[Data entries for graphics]
= = =

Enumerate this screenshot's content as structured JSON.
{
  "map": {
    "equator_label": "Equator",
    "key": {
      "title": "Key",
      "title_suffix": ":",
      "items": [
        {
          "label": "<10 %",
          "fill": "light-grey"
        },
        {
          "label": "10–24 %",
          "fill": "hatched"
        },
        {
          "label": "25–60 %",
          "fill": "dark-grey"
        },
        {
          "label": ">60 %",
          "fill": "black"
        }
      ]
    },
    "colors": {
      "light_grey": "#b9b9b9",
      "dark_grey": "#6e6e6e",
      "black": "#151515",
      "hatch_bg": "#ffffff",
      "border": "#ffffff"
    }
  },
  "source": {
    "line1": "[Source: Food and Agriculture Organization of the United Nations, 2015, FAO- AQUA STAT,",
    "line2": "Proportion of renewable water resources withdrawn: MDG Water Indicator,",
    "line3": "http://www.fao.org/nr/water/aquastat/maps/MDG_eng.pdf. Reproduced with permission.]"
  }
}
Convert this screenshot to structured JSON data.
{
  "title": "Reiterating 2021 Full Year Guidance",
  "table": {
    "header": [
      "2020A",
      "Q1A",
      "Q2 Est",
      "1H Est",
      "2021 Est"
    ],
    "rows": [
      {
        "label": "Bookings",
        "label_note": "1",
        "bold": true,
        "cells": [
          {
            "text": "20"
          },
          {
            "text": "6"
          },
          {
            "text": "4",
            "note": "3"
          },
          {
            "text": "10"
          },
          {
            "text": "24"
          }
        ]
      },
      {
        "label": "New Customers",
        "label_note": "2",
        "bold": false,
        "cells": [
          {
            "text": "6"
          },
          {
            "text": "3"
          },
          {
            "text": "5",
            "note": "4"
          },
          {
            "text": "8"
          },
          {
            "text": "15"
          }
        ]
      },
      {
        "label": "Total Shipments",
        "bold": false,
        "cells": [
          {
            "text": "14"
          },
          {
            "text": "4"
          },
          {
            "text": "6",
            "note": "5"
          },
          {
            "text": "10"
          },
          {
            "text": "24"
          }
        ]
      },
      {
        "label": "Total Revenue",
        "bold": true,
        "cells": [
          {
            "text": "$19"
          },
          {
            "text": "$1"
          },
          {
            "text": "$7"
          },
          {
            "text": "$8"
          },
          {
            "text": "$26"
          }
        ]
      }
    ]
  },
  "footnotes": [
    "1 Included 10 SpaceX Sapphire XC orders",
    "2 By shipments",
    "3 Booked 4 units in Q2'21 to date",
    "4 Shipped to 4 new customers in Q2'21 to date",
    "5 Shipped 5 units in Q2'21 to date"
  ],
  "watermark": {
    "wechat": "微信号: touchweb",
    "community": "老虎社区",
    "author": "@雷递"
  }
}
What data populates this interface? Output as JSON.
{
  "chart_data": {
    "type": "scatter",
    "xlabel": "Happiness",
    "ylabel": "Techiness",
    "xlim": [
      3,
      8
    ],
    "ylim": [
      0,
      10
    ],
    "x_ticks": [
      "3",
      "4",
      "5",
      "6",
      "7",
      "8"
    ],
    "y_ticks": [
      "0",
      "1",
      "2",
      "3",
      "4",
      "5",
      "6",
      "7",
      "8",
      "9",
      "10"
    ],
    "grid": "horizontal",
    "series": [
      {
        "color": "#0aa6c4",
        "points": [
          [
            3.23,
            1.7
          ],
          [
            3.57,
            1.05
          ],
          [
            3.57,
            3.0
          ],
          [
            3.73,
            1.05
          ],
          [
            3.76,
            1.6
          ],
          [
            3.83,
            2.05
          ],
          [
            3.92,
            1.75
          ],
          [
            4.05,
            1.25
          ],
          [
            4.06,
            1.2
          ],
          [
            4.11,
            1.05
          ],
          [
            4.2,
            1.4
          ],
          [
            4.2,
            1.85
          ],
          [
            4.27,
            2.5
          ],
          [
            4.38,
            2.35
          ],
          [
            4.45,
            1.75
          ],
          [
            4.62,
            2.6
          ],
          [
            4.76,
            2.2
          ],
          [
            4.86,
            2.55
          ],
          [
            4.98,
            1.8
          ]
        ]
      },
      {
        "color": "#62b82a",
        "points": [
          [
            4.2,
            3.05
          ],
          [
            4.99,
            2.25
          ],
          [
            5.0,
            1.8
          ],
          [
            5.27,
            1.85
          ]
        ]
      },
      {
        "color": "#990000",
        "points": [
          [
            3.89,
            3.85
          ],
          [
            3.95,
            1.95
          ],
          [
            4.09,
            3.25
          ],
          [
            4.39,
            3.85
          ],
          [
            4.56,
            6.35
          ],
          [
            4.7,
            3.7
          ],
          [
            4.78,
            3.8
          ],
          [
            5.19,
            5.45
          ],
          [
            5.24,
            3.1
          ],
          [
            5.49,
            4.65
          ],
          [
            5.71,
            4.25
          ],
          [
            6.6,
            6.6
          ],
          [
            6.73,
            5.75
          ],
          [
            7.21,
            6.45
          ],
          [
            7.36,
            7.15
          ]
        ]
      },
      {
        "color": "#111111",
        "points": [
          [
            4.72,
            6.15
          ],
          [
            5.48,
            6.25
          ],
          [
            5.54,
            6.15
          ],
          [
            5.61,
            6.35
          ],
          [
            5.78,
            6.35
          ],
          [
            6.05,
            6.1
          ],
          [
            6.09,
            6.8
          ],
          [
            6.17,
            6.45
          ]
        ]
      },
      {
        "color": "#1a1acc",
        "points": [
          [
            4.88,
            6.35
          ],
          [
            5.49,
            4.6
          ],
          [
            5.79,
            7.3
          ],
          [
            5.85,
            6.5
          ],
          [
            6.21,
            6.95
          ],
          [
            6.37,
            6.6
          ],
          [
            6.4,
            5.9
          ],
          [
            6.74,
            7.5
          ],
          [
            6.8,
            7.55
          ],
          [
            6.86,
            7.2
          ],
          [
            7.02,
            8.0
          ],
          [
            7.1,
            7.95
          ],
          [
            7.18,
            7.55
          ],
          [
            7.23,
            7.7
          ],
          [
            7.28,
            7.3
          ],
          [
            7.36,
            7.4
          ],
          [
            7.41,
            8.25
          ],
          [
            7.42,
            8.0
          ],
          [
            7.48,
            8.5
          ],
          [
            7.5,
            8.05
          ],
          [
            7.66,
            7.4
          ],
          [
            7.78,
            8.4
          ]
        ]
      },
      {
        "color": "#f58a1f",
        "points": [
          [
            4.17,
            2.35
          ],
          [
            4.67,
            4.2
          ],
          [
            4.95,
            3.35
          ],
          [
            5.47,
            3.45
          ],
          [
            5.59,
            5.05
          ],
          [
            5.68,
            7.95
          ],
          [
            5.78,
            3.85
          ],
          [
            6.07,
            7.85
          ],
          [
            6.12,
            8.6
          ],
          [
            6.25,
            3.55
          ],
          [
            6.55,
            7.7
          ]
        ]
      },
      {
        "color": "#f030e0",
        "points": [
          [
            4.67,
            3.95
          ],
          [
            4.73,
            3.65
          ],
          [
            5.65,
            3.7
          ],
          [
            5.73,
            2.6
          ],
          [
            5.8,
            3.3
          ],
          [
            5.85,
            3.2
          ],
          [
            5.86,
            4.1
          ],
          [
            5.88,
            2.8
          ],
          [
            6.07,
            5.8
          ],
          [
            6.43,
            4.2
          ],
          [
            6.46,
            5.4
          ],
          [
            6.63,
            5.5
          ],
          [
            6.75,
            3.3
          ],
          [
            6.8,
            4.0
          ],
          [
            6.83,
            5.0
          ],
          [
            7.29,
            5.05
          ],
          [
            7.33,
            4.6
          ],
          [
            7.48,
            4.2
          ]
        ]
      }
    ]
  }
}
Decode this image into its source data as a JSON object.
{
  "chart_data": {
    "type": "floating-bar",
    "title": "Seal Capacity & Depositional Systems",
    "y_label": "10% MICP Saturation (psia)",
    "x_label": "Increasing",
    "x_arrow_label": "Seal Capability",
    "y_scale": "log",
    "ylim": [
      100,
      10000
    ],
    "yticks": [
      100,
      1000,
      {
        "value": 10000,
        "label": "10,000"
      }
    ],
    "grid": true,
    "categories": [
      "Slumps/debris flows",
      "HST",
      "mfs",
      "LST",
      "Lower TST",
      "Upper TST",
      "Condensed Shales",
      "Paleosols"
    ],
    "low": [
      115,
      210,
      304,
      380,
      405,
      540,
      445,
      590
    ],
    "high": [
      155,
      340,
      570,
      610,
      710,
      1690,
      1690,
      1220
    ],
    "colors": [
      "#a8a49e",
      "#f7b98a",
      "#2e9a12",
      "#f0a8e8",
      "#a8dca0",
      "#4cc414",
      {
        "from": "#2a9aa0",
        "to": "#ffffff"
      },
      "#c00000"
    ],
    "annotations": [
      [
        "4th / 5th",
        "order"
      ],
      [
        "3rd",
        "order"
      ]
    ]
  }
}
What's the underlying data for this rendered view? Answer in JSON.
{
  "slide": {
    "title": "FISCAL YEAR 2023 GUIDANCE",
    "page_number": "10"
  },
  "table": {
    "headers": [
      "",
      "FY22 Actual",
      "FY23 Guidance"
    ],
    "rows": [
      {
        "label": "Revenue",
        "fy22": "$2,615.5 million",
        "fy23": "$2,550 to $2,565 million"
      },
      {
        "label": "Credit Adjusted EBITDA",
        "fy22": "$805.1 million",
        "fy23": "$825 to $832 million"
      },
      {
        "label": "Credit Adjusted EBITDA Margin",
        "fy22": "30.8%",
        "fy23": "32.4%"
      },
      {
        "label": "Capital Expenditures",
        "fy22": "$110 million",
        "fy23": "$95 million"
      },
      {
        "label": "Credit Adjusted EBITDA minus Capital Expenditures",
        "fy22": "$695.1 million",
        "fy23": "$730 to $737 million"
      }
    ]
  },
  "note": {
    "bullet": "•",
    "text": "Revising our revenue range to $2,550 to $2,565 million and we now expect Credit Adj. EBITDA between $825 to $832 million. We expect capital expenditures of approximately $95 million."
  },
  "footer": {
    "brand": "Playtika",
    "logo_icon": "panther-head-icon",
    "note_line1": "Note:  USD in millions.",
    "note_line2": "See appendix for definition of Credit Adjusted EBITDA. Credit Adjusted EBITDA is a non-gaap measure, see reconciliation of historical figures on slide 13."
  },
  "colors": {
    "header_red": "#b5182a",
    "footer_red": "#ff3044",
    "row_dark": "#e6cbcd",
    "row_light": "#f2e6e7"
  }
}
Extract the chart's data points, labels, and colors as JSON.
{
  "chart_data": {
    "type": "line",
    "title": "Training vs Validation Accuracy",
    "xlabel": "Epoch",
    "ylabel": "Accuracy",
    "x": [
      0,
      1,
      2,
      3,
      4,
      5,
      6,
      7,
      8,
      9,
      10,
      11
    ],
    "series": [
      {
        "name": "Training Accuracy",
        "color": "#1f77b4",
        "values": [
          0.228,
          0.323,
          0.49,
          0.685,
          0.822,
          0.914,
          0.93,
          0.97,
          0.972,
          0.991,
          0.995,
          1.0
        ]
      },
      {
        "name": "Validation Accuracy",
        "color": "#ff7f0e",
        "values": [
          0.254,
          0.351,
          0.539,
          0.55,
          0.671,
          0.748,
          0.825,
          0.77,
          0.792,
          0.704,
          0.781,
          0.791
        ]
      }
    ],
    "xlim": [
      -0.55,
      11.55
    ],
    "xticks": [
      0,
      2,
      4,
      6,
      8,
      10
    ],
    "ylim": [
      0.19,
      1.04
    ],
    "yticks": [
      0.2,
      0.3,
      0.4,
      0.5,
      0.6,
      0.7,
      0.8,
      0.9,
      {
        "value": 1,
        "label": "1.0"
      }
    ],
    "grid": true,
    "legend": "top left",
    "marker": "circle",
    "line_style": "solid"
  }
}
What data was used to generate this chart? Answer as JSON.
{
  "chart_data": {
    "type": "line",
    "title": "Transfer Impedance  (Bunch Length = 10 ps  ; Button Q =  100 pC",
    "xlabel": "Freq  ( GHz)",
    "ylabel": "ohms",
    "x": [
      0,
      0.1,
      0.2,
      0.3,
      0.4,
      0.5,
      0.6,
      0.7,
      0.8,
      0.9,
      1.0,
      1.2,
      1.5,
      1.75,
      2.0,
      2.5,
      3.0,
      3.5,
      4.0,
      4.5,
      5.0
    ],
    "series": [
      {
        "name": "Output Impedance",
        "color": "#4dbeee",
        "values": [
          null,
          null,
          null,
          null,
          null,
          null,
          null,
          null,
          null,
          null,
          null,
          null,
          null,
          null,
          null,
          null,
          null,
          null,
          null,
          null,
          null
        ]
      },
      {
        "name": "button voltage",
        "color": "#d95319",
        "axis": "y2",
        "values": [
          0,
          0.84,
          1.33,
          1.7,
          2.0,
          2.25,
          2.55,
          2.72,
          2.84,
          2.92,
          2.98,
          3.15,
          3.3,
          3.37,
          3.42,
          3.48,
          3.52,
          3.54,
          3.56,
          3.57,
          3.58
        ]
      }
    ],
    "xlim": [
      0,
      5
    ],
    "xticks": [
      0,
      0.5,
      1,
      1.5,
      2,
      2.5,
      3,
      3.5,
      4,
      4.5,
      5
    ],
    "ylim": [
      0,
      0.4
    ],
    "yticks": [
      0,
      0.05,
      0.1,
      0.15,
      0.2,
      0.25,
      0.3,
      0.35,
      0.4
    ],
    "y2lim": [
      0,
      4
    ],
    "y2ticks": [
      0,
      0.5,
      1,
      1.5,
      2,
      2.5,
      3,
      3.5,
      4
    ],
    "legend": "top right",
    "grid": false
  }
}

= = =

• **What you are asked to do**: Pick out the lines containing the string "JSON" and show them.

• **Task output**:
Enumerate this screenshot's content as structured JSON.
Convert this screenshot to structured JSON data.
What data populates this interface? Output as JSON.
Decode this image into its source data as a JSON object.
What's the underlying data for this rendered view? Answer in JSON.
Extract the chart's data points, labels, and colors as JSON.
What data was used to generate this chart? Answer as JSON.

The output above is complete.